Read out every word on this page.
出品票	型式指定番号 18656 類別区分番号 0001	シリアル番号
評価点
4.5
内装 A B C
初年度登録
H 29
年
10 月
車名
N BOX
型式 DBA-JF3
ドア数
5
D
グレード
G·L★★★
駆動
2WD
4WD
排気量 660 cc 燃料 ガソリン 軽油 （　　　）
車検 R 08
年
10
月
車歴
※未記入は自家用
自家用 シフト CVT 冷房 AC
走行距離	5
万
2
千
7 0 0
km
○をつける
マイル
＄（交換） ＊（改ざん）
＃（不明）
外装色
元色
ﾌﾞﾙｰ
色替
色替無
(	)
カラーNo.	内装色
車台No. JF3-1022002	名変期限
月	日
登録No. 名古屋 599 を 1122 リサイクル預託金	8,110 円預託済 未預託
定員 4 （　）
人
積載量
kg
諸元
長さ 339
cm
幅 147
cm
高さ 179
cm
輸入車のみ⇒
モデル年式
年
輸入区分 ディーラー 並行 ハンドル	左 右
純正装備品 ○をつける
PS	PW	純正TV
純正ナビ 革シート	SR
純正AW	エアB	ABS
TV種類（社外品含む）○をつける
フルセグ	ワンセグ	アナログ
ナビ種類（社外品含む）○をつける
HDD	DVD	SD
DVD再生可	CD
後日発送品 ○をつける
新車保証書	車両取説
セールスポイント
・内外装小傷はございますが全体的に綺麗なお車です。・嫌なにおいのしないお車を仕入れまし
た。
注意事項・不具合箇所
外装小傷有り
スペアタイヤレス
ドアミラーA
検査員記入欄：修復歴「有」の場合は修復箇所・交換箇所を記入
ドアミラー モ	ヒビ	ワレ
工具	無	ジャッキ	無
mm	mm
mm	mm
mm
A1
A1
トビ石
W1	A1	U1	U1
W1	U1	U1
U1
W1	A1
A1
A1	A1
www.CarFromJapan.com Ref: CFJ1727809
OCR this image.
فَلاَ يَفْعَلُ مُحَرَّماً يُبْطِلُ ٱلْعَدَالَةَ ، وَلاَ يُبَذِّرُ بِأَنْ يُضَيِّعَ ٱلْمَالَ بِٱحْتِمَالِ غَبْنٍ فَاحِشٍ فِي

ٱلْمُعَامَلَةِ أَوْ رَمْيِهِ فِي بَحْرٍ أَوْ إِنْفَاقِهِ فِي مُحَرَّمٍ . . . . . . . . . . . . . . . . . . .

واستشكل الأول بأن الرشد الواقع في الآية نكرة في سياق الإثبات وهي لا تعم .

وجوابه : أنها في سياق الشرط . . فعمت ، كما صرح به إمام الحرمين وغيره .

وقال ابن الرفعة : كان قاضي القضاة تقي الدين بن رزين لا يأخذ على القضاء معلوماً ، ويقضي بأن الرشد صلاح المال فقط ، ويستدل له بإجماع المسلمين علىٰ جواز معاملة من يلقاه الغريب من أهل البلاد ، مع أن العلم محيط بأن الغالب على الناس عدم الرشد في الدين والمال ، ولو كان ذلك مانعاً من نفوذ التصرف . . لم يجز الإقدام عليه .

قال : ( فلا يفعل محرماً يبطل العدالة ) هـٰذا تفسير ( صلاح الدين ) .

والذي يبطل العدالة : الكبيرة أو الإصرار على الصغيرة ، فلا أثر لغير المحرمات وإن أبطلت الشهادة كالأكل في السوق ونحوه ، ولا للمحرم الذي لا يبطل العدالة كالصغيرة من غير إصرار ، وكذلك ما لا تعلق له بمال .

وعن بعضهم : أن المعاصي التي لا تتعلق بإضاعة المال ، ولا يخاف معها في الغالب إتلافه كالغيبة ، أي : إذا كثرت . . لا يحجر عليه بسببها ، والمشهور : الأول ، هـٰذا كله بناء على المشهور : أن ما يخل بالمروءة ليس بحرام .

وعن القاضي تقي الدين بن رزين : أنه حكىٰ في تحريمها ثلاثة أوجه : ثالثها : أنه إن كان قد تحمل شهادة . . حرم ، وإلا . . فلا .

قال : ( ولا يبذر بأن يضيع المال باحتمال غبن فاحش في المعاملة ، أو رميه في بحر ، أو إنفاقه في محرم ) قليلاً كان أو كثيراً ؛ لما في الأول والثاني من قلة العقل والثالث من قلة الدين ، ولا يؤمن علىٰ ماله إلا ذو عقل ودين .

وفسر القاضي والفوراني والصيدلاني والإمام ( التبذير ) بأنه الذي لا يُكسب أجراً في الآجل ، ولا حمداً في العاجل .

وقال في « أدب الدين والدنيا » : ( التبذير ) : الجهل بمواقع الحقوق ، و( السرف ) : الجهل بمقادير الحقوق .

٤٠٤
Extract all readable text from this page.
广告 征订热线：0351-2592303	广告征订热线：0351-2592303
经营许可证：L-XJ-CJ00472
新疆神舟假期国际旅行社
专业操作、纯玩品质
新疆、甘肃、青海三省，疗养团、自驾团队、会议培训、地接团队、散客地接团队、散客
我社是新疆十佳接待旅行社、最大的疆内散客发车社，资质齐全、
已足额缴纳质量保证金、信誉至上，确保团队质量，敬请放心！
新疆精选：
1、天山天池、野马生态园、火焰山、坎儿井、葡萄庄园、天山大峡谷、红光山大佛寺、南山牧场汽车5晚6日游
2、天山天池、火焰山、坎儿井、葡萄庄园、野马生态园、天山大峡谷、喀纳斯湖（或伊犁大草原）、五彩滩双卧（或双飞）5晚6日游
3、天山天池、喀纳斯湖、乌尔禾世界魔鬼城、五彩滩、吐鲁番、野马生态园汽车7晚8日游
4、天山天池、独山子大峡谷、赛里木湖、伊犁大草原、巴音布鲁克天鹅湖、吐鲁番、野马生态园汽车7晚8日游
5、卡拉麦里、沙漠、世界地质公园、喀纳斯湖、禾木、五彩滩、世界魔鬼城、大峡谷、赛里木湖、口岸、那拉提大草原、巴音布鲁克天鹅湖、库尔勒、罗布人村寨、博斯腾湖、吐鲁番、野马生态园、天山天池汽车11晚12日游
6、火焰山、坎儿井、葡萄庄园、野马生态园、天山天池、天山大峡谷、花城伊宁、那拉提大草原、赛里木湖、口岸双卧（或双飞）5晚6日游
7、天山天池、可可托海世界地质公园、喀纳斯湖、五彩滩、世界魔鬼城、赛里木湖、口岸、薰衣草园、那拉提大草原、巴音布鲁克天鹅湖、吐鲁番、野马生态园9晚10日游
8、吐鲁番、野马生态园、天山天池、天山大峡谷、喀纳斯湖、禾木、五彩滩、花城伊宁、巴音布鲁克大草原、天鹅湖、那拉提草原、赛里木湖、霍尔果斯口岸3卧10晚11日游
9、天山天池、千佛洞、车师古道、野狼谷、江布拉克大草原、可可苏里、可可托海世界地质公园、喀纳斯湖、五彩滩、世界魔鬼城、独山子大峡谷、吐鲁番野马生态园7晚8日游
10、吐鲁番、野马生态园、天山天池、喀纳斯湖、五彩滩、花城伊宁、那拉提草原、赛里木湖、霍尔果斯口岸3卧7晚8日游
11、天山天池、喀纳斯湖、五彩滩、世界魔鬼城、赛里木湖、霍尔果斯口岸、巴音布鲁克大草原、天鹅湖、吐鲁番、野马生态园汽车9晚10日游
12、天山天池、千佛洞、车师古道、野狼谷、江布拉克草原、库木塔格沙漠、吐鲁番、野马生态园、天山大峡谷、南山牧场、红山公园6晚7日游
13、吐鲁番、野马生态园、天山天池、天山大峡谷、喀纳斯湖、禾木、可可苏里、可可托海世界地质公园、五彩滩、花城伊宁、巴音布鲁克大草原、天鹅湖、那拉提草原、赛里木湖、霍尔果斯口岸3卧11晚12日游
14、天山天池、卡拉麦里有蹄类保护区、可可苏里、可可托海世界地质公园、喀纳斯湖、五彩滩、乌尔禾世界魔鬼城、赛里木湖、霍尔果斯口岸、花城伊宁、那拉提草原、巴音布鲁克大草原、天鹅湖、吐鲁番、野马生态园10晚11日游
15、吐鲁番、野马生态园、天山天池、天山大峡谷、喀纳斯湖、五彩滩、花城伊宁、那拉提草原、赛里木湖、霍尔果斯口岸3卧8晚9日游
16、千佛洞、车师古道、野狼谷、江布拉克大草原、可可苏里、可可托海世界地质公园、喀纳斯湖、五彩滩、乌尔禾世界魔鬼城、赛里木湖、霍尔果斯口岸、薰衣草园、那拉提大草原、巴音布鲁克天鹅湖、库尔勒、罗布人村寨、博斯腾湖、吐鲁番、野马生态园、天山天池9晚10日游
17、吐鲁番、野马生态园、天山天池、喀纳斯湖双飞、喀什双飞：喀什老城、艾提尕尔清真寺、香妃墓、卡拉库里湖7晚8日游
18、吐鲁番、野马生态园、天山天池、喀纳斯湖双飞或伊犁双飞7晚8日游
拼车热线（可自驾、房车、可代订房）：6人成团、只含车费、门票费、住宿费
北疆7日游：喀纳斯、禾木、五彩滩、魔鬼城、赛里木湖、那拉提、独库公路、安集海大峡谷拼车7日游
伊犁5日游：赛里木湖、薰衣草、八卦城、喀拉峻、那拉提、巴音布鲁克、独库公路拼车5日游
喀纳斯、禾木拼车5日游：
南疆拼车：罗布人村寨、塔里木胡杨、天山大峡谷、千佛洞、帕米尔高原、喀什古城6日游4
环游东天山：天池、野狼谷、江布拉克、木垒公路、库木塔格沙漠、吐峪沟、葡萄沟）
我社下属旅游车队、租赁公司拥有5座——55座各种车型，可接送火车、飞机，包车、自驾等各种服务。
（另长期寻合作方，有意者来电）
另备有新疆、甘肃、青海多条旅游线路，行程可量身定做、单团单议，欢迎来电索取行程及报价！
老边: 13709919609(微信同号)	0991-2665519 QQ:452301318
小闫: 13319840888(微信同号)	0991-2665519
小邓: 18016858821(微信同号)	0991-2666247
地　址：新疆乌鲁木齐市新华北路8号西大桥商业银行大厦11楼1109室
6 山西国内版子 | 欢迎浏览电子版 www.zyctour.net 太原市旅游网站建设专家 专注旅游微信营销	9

┄┄┄┄┄┄

▶ _Description of the task_:
Copy each line that contains the word "صلاح".

▶ _Task solution_:
وقال ابن الرفعة : كان قاضي القضاة تقي الدين بن رزين لا يأخذ على القضاء معلوماً ، ويقضي بأن الرشد صلاح المال فقط ، ويستدل له بإجماع المسلمين علىٰ جواز معاملة من يلقاه الغريب من أهل البلاد ، مع أن العلم محيط بأن الغالب على الناس عدم الرشد في الدين والمال ، ولو كان ذلك مانعاً من نفوذ التصرف . . لم يجز الإقدام عليه .
قال : ( فلا يفعل محرماً يبطل العدالة ) هـٰذا تفسير ( صلاح الدين ) .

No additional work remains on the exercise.